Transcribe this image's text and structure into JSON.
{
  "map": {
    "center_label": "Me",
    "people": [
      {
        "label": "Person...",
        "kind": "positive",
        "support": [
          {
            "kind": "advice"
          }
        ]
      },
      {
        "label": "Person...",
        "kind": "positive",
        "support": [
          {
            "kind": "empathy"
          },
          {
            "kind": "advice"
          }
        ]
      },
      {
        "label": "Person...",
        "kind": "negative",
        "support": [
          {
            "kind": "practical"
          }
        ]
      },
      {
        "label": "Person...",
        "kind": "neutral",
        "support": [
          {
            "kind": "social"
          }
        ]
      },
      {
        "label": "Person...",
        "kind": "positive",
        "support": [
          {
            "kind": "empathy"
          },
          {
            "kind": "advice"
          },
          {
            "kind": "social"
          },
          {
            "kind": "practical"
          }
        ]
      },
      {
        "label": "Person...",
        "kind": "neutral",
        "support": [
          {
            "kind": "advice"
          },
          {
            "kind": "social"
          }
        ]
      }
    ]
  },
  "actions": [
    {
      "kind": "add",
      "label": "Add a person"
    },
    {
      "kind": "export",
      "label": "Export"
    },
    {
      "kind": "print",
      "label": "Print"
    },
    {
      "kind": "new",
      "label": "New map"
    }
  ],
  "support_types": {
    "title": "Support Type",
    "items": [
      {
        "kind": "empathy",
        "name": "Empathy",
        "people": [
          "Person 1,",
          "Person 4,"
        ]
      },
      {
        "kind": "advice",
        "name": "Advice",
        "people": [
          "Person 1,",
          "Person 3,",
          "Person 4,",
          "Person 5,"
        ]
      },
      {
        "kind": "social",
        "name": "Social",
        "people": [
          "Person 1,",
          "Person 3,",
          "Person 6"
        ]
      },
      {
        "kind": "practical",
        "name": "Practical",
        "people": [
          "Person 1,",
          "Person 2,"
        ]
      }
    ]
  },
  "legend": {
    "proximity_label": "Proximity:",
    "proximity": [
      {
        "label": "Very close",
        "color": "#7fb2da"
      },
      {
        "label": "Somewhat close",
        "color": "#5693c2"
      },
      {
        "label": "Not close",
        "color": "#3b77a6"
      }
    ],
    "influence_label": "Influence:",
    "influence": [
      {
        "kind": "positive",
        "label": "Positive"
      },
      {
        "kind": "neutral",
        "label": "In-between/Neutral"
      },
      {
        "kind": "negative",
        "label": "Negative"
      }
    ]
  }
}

→ **INSTRUCTIONS TO FOLLOW**
Repeat the records above exactly, from the first line to the last.

→ **RESULT**
Transcribe this image's text and structure into JSON.
{
  "map": {
    "center_label": "Me",
    "people": [
      {
        "label": "Person...",
        "kind": "positive",
        "support": [
          {
            "kind": "advice"
          }
        ]
      },
      {
        "label": "Person...",
        "kind": "positive",
        "support": [
          {
            "kind": "empathy"
          },
          {
            "kind": "advice"
          }
        ]
      },
      {
        "label": "Person...",
        "kind": "negative",
        "support": [
          {
            "kind": "practical"
          }
        ]
      },
      {
        "label": "Person...",
        "kind": "neutral",
        "support": [
          {
            "kind": "social"
          }
        ]
      },
      {
        "label": "Person...",
        "kind": "positive",
        "support": [
          {
            "kind": "empathy"
          },
          {
            "kind": "advice"
          },
          {
            "kind": "social"
          },
          {
            "kind": "practical"
          }
        ]
      },
      {
        "label": "Person...",
        "kind": "neutral",
        "support": [
          {
            "kind": "advice"
          },
          {
            "kind": "social"
          }
        ]
      }
    ]
  },
  "actions": [
    {
      "kind": "add",
      "label": "Add a person"
    },
    {
      "kind": "export",
      "label": "Export"
    },
    {
      "kind": "print",
      "label": "Print"
    },
    {
      "kind": "new",
      "label": "New map"
    }
  ],
  "support_types": {
    "title": "Support Type",
    "items": [
      {
        "kind": "empathy",
        "name": "Empathy",
        "people": [
          "Person 1,",
          "Person 4,"
        ]
      },
      {
        "kind": "advice",
        "name": "Advice",
        "people": [
          "Person 1,",
          "Person 3,",
          "Person 4,",
          "Person 5,"
        ]
      },
      {
        "kind": "social",
        "name": "Social",
        "people": [
          "Person 1,",
          "Person 3,",
          "Person 6"
        ]
      },
      {
        "kind": "practical",
        "name": "Practical",
        "people": [
          "Person 1,",
          "Person 2,"
        ]
      }
    ]
  },
  "legend": {
    "proximity_label": "Proximity:",
    "proximity": [
      {
        "label": "Very close",
        "color": "#7fb2da"
      },
      {
        "label": "Somewhat close",
        "color": "#5693c2"
      },
      {
        "label": "Not close",
        "color": "#3b77a6"
      }
    ],
    "influence_label": "Influence:",
    "influence": [
      {
        "kind": "positive",
        "label": "Positive"
      },
      {
        "kind": "neutral",
        "label": "In-between/Neutral"
      },
      {
        "kind": "negative",
        "label": "Negative"
      }
    ]
  }
}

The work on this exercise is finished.